--- START OF RECORD SET ---

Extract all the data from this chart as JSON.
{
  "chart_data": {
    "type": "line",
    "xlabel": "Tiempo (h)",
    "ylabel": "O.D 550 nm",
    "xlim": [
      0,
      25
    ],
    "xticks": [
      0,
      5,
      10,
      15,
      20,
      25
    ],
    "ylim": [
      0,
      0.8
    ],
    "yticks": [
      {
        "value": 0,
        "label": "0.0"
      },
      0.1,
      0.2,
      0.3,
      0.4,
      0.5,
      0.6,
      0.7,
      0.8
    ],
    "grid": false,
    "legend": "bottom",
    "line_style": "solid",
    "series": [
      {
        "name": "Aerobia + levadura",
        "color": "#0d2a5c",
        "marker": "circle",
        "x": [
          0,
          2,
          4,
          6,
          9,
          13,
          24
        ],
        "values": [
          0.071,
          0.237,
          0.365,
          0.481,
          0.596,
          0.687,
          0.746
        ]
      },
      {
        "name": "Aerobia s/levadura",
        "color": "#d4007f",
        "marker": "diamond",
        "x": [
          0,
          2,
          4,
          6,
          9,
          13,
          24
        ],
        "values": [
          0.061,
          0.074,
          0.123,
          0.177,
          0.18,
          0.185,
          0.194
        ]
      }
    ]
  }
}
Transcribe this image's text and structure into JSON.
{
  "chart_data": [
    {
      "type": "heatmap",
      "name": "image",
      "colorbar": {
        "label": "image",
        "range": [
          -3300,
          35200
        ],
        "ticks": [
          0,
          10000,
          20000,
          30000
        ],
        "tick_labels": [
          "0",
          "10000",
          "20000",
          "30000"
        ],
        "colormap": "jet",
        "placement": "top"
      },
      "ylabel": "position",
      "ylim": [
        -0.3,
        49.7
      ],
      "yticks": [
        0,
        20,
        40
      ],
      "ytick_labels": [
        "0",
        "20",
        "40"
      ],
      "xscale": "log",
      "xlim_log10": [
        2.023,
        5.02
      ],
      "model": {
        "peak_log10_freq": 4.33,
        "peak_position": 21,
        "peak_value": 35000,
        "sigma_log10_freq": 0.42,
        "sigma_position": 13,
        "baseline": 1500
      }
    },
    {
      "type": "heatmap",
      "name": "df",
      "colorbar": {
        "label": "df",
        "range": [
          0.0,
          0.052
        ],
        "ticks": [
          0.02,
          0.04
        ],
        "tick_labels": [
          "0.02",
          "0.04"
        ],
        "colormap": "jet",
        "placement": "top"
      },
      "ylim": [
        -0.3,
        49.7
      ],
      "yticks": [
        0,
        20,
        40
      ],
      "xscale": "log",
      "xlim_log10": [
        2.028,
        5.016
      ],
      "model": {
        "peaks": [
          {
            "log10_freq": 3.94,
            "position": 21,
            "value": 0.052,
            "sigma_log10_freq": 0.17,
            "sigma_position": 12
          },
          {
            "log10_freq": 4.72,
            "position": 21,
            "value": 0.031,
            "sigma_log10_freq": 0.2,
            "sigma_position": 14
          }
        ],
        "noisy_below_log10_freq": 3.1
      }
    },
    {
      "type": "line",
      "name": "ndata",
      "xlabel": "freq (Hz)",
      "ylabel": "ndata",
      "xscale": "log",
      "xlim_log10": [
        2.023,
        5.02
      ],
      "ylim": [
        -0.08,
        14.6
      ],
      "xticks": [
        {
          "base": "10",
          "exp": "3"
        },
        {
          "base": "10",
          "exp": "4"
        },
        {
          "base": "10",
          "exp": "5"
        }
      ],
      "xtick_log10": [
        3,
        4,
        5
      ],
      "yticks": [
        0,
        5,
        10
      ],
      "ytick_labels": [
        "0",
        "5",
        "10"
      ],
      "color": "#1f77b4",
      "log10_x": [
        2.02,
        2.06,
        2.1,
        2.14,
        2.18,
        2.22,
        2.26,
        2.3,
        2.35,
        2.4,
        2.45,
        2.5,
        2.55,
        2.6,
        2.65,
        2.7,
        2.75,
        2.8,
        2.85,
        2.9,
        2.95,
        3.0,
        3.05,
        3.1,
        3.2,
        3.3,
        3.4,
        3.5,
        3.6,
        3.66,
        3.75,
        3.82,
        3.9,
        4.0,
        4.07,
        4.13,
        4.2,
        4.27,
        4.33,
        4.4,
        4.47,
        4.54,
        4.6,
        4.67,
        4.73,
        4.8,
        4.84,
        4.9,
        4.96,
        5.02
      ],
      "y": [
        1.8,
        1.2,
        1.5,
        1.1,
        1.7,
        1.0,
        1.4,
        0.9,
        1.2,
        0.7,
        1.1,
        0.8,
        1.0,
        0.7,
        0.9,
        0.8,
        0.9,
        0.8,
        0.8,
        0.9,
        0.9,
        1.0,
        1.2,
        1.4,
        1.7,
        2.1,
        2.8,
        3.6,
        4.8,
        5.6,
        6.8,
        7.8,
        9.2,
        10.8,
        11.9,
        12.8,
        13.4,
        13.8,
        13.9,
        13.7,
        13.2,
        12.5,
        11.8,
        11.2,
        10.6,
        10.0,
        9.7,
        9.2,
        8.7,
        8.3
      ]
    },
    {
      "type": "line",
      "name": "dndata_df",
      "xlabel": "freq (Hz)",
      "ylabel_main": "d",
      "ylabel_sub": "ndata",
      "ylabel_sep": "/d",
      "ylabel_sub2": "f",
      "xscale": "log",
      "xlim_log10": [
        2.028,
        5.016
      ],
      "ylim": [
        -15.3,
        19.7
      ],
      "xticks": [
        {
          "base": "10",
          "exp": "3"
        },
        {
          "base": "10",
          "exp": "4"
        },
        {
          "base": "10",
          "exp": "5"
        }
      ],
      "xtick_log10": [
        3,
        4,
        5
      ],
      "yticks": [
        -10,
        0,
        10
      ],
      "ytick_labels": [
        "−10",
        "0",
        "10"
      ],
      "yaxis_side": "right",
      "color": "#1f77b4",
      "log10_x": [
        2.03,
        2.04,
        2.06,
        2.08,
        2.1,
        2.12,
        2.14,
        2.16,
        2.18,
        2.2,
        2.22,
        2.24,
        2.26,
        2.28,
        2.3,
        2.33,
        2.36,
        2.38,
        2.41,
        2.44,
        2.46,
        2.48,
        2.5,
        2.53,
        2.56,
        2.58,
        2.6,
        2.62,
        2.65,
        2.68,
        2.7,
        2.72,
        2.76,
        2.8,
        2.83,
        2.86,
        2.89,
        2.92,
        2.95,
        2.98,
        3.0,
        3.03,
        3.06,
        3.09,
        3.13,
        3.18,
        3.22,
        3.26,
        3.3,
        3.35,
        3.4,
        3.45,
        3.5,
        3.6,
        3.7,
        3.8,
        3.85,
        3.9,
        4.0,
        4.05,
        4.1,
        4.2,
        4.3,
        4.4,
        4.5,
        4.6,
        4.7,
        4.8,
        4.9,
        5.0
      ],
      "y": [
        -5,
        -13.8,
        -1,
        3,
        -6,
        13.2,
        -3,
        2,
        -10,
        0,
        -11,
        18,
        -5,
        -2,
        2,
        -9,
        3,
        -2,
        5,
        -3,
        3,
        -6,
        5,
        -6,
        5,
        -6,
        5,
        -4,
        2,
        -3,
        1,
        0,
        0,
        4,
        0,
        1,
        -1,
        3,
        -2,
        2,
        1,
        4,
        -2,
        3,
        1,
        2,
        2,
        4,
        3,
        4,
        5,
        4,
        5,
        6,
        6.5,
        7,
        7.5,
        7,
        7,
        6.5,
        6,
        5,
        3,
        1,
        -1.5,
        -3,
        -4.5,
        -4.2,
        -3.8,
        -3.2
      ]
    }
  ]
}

--- END OF RECORD SET ---

WORK INSTRUCTIONS: Scan the material line by line and report each one that contains "levadura".

SOLUTION TO THE PROBLEM:
        "name": "Aerobia + levadura",
        "name": "Aerobia s/levadura",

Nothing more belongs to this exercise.